Page excerpt:
Segment Open

That says a lot about you too, like how you explore your place in the world. I like how you said alternate dimensions, with this album being very much stuck in the dimension that we have. Was that something you were searching for prior to this record? Were you trying to understand something that just wasn’t super comprehensible to you at the time?
Yea, I think I was looking for a way for my songwriting to help me tap into the present. Like opening up portals in routine experiences.
Do you think your writing is more of a method of exploration or explanation? I mean, do you feel settled at all when you finish? Or do you feel like it pushes you further down the rabbit hole?
That’s a really good question, I think it’s both. I do feel like when I finish a song, especially one that resonates more deeply, it feels like a little token or something that I can have and carry with me. But that process never really comes to a resolution. I’m always churning and I love writing songs. So, it’s a good problem I would say!
Do you find comfort in that? That there’s always more work to be done? Or maybe the comfort in that there’s always gonna be the next one?
I think so. I mean, I think right now songwriting for me is sort of like a life practice. My songs are always basically written in my head, while going about the daily tasks and work of my life. I never really write a song by picking up a guitar and strumming and creating something intuitively like that, like Paul bashing out “Get Back” in the documentary. It’s something that I just kind of carry with me through the day. I love how writing is portable, like a language game that I can play. A lot of the time I’ll write a song completely in my head over the course of a few days, and then only after it’s fleshed out I’ll get my guitar and figure out what the chords are. I’ll do that in front of a mic, and then the recording that ends up on the album might be one of the first few times I’ve played the song.
And you just self-record in your apartment?
Yes, I just self-record. It’s important to me that it feels true to the small bedroom that I record it in, so there’s no drums or instruments on this album that weren’t true to that space.

Segment Closed

List of tasks:
a) From the songwriting interview, list in order the steps the songwriter gives for taking a song from first writing to recording.
b) Extend the songwriting interview, picking up right after the answer about self-recording in a small bedroom.
The material that follows plays no part in this exercise.

Information supplied:

Segment Open

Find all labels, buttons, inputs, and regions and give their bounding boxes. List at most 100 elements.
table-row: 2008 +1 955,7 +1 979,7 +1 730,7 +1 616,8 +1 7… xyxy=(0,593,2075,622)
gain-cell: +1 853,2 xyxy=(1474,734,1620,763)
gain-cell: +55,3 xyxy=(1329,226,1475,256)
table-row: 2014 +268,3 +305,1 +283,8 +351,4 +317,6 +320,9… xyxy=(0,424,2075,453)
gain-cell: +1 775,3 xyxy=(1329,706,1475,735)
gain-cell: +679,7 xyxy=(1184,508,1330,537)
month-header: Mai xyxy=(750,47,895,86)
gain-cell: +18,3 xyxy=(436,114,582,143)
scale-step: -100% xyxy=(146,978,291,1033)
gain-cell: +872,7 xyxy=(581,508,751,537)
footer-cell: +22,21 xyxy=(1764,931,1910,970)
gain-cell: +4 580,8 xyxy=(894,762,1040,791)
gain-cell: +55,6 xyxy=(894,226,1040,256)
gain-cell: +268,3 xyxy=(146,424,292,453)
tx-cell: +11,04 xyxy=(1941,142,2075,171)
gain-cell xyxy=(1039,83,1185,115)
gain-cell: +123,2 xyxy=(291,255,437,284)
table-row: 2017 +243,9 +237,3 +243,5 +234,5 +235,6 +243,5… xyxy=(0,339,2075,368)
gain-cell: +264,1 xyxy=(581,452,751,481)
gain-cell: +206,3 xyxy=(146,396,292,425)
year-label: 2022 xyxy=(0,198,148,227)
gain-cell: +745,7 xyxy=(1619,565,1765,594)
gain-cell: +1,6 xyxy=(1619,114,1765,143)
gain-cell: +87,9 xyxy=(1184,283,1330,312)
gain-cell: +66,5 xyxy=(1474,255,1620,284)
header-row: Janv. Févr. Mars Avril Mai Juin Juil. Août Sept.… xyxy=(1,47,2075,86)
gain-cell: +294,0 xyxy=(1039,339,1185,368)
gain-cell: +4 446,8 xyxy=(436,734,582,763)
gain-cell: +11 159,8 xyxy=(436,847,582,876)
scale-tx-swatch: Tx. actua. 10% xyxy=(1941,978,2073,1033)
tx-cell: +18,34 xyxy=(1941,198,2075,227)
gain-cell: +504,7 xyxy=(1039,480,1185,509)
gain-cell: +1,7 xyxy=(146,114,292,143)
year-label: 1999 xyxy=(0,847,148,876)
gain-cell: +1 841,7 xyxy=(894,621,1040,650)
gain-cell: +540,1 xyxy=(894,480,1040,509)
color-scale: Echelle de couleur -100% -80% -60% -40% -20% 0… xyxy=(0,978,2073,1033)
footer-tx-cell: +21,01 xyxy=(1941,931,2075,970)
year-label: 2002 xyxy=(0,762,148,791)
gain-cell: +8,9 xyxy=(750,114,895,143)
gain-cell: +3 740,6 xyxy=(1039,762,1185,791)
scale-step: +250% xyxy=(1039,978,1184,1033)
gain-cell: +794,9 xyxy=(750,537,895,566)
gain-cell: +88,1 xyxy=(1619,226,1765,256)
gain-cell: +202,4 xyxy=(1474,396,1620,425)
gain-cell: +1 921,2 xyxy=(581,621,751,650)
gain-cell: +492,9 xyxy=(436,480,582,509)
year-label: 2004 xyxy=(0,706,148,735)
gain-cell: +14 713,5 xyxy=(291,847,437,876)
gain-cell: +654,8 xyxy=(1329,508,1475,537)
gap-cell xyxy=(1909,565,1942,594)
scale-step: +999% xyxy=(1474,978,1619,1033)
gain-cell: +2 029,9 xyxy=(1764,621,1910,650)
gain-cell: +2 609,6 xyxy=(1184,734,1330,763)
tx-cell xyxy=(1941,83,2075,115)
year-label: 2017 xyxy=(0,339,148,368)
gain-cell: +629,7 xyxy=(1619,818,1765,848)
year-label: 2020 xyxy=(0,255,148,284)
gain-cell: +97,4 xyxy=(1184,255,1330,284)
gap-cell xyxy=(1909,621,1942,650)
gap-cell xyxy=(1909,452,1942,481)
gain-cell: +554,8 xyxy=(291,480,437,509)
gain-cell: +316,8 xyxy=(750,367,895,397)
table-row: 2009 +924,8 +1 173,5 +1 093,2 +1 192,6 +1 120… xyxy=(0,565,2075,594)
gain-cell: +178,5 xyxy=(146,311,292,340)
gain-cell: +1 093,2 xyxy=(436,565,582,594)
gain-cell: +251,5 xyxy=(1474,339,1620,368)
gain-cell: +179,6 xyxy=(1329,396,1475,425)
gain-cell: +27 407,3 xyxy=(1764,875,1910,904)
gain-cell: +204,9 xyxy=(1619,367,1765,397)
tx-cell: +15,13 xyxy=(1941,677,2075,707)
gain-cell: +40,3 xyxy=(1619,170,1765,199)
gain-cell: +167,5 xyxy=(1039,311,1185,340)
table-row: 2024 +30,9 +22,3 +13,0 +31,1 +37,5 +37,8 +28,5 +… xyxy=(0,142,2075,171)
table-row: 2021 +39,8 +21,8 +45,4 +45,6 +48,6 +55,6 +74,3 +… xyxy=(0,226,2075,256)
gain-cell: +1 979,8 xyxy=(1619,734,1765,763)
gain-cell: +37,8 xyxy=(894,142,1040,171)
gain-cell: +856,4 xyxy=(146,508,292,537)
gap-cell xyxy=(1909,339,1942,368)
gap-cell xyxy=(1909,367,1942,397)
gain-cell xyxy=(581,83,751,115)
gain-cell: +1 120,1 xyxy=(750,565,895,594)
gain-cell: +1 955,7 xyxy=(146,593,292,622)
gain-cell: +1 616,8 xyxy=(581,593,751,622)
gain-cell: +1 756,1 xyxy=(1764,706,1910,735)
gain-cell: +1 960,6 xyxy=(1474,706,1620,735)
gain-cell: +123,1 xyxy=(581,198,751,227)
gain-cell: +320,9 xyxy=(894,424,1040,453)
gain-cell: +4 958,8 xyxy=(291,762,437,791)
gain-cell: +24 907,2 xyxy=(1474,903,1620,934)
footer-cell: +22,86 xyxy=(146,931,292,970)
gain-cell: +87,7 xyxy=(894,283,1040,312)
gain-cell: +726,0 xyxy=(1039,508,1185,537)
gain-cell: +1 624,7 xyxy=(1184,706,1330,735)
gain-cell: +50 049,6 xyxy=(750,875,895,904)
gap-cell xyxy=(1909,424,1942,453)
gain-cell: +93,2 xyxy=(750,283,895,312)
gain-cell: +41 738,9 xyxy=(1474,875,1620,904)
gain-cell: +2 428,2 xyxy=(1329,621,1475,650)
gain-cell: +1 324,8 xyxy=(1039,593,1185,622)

Segment Closed

Responses for each task:
a)
1. Writes the song completely in their head over the course of a few days, while going about daily tasks.
2. Once the song is fleshed out, gets the guitar and figures out the chords.
3. Does that in front of a mic, so the album recording may be one of the first few times the song has been played.

b)
Do you think your worry of disturbing your neighbor influenced the way the album sounds?
Very much, yes [laughs]. I wanted to adapt my music making to my life, rather than trying to find a way to get to this ideal sound that wasn’t really related to my circumstances. Playing at a softer scale so I didn’t disturb my neighbors ended up very much shaping the aesthetic of the music.
Have you been playing shows in Chicago?
No, I’ve been playing and collaborating with some friends, and we might try and start playing some shows together. But performing isn’t really a huge driving motivation for me. I’m also a painter, and I almost think of my music as similar to painting, where it’s just this experience of making this thing, coming back to it and layering over time. Writing and recording are the things that I connect deeper with, rather than performing.
So, how do you feel when something gets put out once it’s out of that creating process and considered finished?
A lot of the time when I put something out, I feel like I just really want to make the next thing to correct for what I could have done differently on it [laughs]. With this album, it was such a process of figuring out a new method of writing and working. Now that it’s done, I can see the bigger picture and feel like I’ve gained some confidence from that. I feel excited to keep exploring.
You can listen to Long Term Wave out now via Attaboy Tapes.